Extracted records
====

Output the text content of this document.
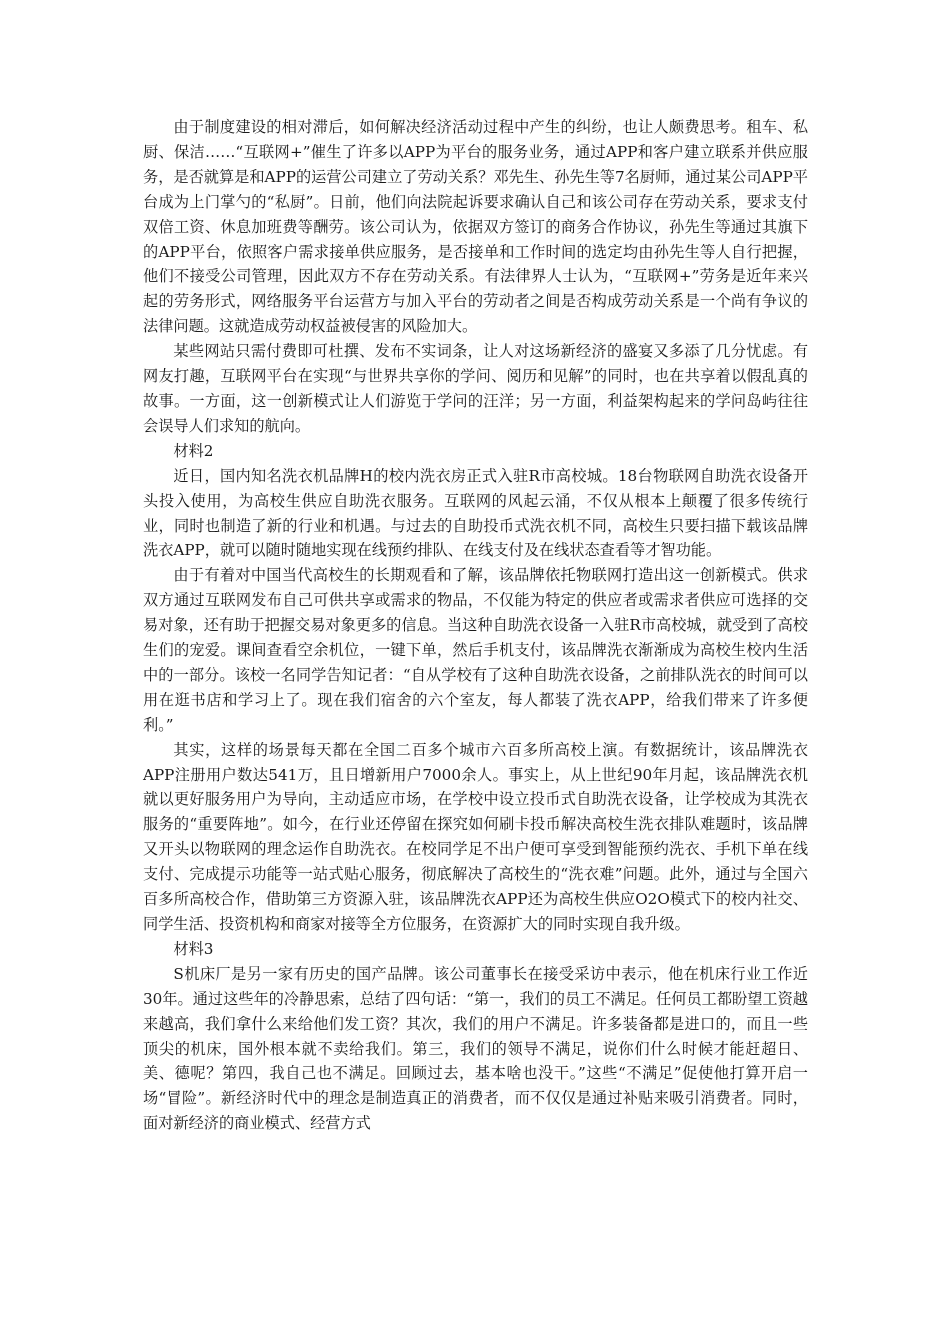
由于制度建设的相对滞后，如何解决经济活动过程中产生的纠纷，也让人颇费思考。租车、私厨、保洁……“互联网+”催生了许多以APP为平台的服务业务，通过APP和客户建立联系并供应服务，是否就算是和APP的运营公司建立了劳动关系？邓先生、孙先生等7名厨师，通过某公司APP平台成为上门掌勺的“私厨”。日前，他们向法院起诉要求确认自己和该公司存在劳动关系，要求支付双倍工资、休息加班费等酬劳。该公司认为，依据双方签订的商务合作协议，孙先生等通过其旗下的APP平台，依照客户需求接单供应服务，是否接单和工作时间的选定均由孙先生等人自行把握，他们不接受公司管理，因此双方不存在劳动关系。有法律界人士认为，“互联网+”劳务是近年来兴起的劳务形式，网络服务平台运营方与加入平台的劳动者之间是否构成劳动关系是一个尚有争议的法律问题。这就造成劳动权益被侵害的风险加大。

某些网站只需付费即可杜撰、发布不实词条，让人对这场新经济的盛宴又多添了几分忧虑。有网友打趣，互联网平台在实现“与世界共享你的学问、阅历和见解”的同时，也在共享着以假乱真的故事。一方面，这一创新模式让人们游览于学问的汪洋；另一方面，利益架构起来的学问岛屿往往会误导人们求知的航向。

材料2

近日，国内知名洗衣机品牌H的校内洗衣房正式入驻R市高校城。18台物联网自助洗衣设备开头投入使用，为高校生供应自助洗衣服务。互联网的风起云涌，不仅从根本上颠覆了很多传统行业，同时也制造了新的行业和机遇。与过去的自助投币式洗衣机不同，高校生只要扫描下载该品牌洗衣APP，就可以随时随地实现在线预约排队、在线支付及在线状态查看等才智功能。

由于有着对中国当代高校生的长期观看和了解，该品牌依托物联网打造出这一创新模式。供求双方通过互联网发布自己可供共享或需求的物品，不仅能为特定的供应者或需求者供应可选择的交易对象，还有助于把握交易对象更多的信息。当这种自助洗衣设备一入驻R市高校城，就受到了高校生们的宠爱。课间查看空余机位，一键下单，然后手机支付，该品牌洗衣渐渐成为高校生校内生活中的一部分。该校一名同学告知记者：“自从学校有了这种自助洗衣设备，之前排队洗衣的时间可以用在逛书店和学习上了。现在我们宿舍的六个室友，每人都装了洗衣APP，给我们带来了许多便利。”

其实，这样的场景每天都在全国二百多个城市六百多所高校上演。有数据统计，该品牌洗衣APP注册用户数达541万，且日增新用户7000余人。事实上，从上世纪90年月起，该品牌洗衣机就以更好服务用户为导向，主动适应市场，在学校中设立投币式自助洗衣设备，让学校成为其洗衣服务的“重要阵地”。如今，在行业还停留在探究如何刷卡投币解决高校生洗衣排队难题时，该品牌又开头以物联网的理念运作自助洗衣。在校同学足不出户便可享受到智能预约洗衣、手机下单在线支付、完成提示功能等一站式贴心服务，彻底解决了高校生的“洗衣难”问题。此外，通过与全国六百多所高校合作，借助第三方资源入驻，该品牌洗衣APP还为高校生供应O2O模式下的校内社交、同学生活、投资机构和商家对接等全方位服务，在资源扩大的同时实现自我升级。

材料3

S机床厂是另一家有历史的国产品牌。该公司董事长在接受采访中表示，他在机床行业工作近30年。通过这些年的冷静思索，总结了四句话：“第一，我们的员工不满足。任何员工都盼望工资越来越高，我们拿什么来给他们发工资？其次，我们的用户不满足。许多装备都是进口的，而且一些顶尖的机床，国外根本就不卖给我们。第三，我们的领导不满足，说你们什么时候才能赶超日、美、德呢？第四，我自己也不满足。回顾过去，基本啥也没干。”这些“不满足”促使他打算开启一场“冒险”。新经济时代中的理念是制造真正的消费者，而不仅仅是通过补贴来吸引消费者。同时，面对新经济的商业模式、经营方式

====

- Work to do
Strip out the pictures and quote the remaining data word for word.

- Complete response
Output the text content of this document.
由于制度建设的相对滞后，如何解决经济活动过程中产生的纠纷，也让人颇费思考。租车、私厨、保洁……“互联网+”催生了许多以APP为平台的服务业务，通过APP和客户建立联系并供应服务，是否就算是和APP的运营公司建立了劳动关系？邓先生、孙先生等7名厨师，通过某公司APP平台成为上门掌勺的“私厨”。日前，他们向法院起诉要求确认自己和该公司存在劳动关系，要求支付双倍工资、休息加班费等酬劳。该公司认为，依据双方签订的商务合作协议，孙先生等通过其旗下的APP平台，依照客户需求接单供应服务，是否接单和工作时间的选定均由孙先生等人自行把握，他们不接受公司管理，因此双方不存在劳动关系。有法律界人士认为，“互联网+”劳务是近年来兴起的劳务形式，网络服务平台运营方与加入平台的劳动者之间是否构成劳动关系是一个尚有争议的法律问题。这就造成劳动权益被侵害的风险加大。

某些网站只需付费即可杜撰、发布不实词条，让人对这场新经济的盛宴又多添了几分忧虑。有网友打趣，互联网平台在实现“与世界共享你的学问、阅历和见解”的同时，也在共享着以假乱真的故事。一方面，这一创新模式让人们游览于学问的汪洋；另一方面，利益架构起来的学问岛屿往往会误导人们求知的航向。

材料2

近日，国内知名洗衣机品牌H的校内洗衣房正式入驻R市高校城。18台物联网自助洗衣设备开头投入使用，为高校生供应自助洗衣服务。互联网的风起云涌，不仅从根本上颠覆了很多传统行业，同时也制造了新的行业和机遇。与过去的自助投币式洗衣机不同，高校生只要扫描下载该品牌洗衣APP，就可以随时随地实现在线预约排队、在线支付及在线状态查看等才智功能。

由于有着对中国当代高校生的长期观看和了解，该品牌依托物联网打造出这一创新模式。供求双方通过互联网发布自己可供共享或需求的物品，不仅能为特定的供应者或需求者供应可选择的交易对象，还有助于把握交易对象更多的信息。当这种自助洗衣设备一入驻R市高校城，就受到了高校生们的宠爱。课间查看空余机位，一键下单，然后手机支付，该品牌洗衣渐渐成为高校生校内生活中的一部分。该校一名同学告知记者：“自从学校有了这种自助洗衣设备，之前排队洗衣的时间可以用在逛书店和学习上了。现在我们宿舍的六个室友，每人都装了洗衣APP，给我们带来了许多便利。”

其实，这样的场景每天都在全国二百多个城市六百多所高校上演。有数据统计，该品牌洗衣APP注册用户数达541万，且日增新用户7000余人。事实上，从上世纪90年月起，该品牌洗衣机就以更好服务用户为导向，主动适应市场，在学校中设立投币式自助洗衣设备，让学校成为其洗衣服务的“重要阵地”。如今，在行业还停留在探究如何刷卡投币解决高校生洗衣排队难题时，该品牌又开头以物联网的理念运作自助洗衣。在校同学足不出户便可享受到智能预约洗衣、手机下单在线支付、完成提示功能等一站式贴心服务，彻底解决了高校生的“洗衣难”问题。此外，通过与全国六百多所高校合作，借助第三方资源入驻，该品牌洗衣APP还为高校生供应O2O模式下的校内社交、同学生活、投资机构和商家对接等全方位服务，在资源扩大的同时实现自我升级。

材料3

S机床厂是另一家有历史的国产品牌。该公司董事长在接受采访中表示，他在机床行业工作近30年。通过这些年的冷静思索，总结了四句话：“第一，我们的员工不满足。任何员工都盼望工资越来越高，我们拿什么来给他们发工资？其次，我们的用户不满足。许多装备都是进口的，而且一些顶尖的机床，国外根本就不卖给我们。第三，我们的领导不满足，说你们什么时候才能赶超日、美、德呢？第四，我自己也不满足。回顾过去，基本啥也没干。”这些“不满足”促使他打算开启一场“冒险”。新经济时代中的理念是制造真正的消费者，而不仅仅是通过补贴来吸引消费者。同时，面对新经济的商业模式、经营方式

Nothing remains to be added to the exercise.